Return the full material exactly.

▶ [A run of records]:
★ ★ ★ ★

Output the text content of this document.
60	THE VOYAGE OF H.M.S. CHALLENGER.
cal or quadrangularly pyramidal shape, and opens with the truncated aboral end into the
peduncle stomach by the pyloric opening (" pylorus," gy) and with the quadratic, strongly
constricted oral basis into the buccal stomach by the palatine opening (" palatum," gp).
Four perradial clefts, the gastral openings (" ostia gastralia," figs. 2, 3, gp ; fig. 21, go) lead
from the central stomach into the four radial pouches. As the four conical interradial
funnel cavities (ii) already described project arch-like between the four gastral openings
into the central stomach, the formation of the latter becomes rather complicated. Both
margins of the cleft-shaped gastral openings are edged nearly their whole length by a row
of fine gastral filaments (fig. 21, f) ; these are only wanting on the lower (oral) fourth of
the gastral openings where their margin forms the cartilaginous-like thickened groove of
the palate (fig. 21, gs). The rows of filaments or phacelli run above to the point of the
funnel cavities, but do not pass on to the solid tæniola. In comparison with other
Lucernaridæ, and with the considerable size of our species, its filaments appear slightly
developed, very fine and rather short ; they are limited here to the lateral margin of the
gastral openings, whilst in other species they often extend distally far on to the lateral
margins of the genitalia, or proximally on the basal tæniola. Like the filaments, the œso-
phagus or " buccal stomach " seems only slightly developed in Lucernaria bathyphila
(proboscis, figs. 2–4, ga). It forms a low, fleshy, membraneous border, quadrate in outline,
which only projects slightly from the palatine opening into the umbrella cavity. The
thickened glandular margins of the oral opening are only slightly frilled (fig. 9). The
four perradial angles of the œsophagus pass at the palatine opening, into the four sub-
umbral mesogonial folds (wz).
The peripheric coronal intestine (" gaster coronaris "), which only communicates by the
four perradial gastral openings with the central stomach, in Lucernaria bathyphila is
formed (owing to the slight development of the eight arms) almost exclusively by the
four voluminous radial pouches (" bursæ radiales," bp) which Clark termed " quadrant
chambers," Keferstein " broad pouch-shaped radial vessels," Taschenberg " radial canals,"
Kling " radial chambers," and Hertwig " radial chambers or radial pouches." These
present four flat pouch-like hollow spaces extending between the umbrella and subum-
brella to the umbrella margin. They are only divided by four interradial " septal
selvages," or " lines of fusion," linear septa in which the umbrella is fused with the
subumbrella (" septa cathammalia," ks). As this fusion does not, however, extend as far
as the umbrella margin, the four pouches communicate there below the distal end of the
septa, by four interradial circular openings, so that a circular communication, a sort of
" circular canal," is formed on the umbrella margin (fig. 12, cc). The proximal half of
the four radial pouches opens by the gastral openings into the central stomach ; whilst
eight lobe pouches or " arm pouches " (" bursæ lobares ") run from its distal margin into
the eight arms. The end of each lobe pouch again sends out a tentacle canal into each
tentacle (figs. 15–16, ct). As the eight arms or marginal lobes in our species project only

★ ★ ★ ★

▶ [FINISHED TASK]:
Output the text content of this document.
60	THE VOYAGE OF H.M.S. CHALLENGER.
cal or quadrangularly pyramidal shape, and opens with the truncated aboral end into the
peduncle stomach by the pyloric opening (" pylorus," gy) and with the quadratic, strongly
constricted oral basis into the buccal stomach by the palatine opening (" palatum," gp).
Four perradial clefts, the gastral openings (" ostia gastralia," figs. 2, 3, gp ; fig. 21, go) lead
from the central stomach into the four radial pouches. As the four conical interradial
funnel cavities (ii) already described project arch-like between the four gastral openings
into the central stomach, the formation of the latter becomes rather complicated. Both
margins of the cleft-shaped gastral openings are edged nearly their whole length by a row
of fine gastral filaments (fig. 21, f) ; these are only wanting on the lower (oral) fourth of
the gastral openings where their margin forms the cartilaginous-like thickened groove of
the palate (fig. 21, gs). The rows of filaments or phacelli run above to the point of the
funnel cavities, but do not pass on to the solid tæniola. In comparison with other
Lucernaridæ, and with the considerable size of our species, its filaments appear slightly
developed, very fine and rather short ; they are limited here to the lateral margin of the
gastral openings, whilst in other species they often extend distally far on to the lateral
margins of the genitalia, or proximally on the basal tæniola. Like the filaments, the œso-
phagus or " buccal stomach " seems only slightly developed in Lucernaria bathyphila
(proboscis, figs. 2–4, ga). It forms a low, fleshy, membraneous border, quadrate in outline,
which only projects slightly from the palatine opening into the umbrella cavity. The
thickened glandular margins of the oral opening are only slightly frilled (fig. 9). The
four perradial angles of the œsophagus pass at the palatine opening, into the four sub-
umbral mesogonial folds (wz).
The peripheric coronal intestine (" gaster coronaris "), which only communicates by the
four perradial gastral openings with the central stomach, in Lucernaria bathyphila is
formed (owing to the slight development of the eight arms) almost exclusively by the
four voluminous radial pouches (" bursæ radiales," bp) which Clark termed " quadrant
chambers," Keferstein " broad pouch-shaped radial vessels," Taschenberg " radial canals,"
Kling " radial chambers," and Hertwig " radial chambers or radial pouches." These
present four flat pouch-like hollow spaces extending between the umbrella and subum-
brella to the umbrella margin. They are only divided by four interradial " septal
selvages," or " lines of fusion," linear septa in which the umbrella is fused with the
subumbrella (" septa cathammalia," ks). As this fusion does not, however, extend as far
as the umbrella margin, the four pouches communicate there below the distal end of the
septa, by four interradial circular openings, so that a circular communication, a sort of
" circular canal," is formed on the umbrella margin (fig. 12, cc). The proximal half of
the four radial pouches opens by the gastral openings into the central stomach ; whilst
eight lobe pouches or " arm pouches " (" bursæ lobares ") run from its distal margin into
the eight arms. The end of each lobe pouch again sends out a tentacle canal into each
tentacle (figs. 15–16, ct). As the eight arms or marginal lobes in our species project only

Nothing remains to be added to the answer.